Supplied records:
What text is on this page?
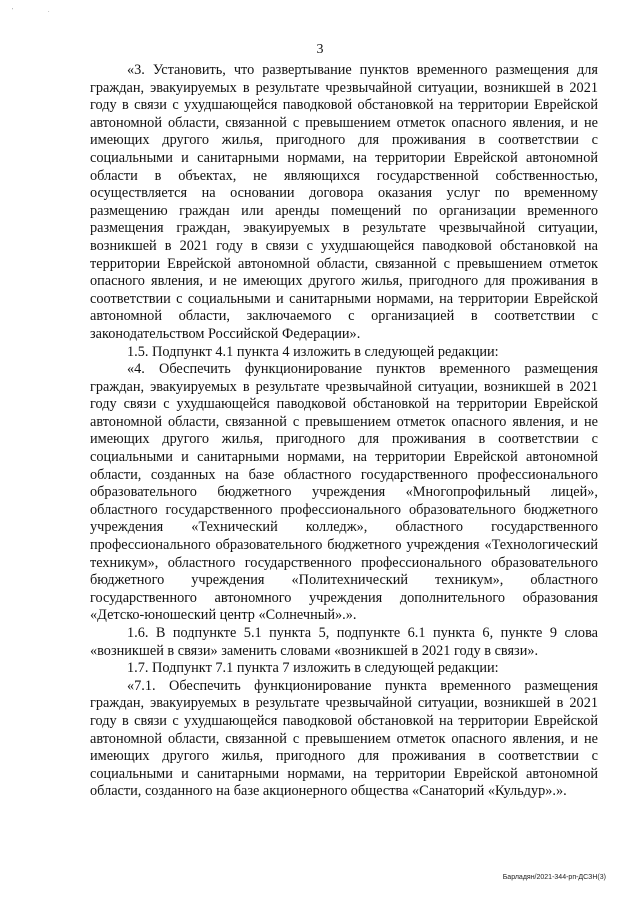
'	.
3

«3. Установить, что развертывание пунктов временного размещения для граждан, эвакуируемых в результате чрезвычайной ситуации, возникшей в 2021 году в связи с ухудшающейся паводковой обстановкой на территории Еврейской автономной области, связанной с превышением отметок опасного явления, и не имеющих другого жилья, пригодного для проживания в соответствии с социальными и санитарными нормами, на территории Еврейской автономной области в объектах, не являющихся государственной собственностью, осуществляется на основании договора оказания услуг по временному размещению граждан или аренды помещений по организации временного размещения граждан, эвакуируемых в результате чрезвычайной ситуации, возникшей в 2021 году в связи с ухудшающейся паводковой обстановкой на территории Еврейской автономной области, связанной с превышением отметок опасного явления, и не имеющих другого жилья, пригодного для проживания в соответствии с социальными и санитарными нормами, на территории Еврейской автономной области, заключаемого с организацией в соответствии с законодательством Российской Федерации».

1.5. Подпункт 4.1 пункта 4 изложить в следующей редакции:

«4. Обеспечить функционирование пунктов временного размещения граждан, эвакуируемых в результате чрезвычайной ситуации, возникшей в 2021 году связи с ухудшающейся паводковой обстановкой на территории Еврейской автономной области, связанной с превышением отметок опасного явления, и не имеющих другого жилья, пригодного для проживания в соответствии с социальными и санитарными нормами, на территории Еврейской автономной области, созданных на базе областного государственного профессионального образовательного бюджетного учреждения «Многопрофильный лицей», областного государственного профессионального образовательного бюджетного учреждения «Технический колледж», областного государственного профессионального образовательного бюджетного учреждения «Технологический техникум», областного государственного профессионального образовательного бюджетного учреждения «Политехнический техникум», областного государственного автономного учреждения дополнительного образования «Детско-юношеский центр «Солнечный».».

1.6. В подпункте 5.1 пункта 5, подпункте 6.1 пункта 6, пункте 9 слова «возникшей в связи» заменить словами «возникшей в 2021 году в связи».

1.7. Подпункт 7.1 пункта 7 изложить в следующей редакции:

«7.1. Обеспечить функционирование пункта временного размещения граждан, эвакуируемых в результате чрезвычайной ситуации, возникшей в 2021 году в связи с ухудшающейся паводковой обстановкой на территории Еврейской автономной области, связанной с превышением отметок опасного явления, и не имеющих другого жилья, пригодного для проживания в соответствии с социальными и санитарными нормами, на территории Еврейской автономной области, созданного на базе акционерного общества «Санаторий «Кульдур».».

Барладян/2021-344-рп-ДСЗН(3)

Exercise prompt:
Select every line where the word "следующей" occurs.

The reply:
1.5. Подпункт 4.1 пункта 4 изложить в следующей редакции:
1.7. Подпункт 7.1 пункта 7 изложить в следующей редакции:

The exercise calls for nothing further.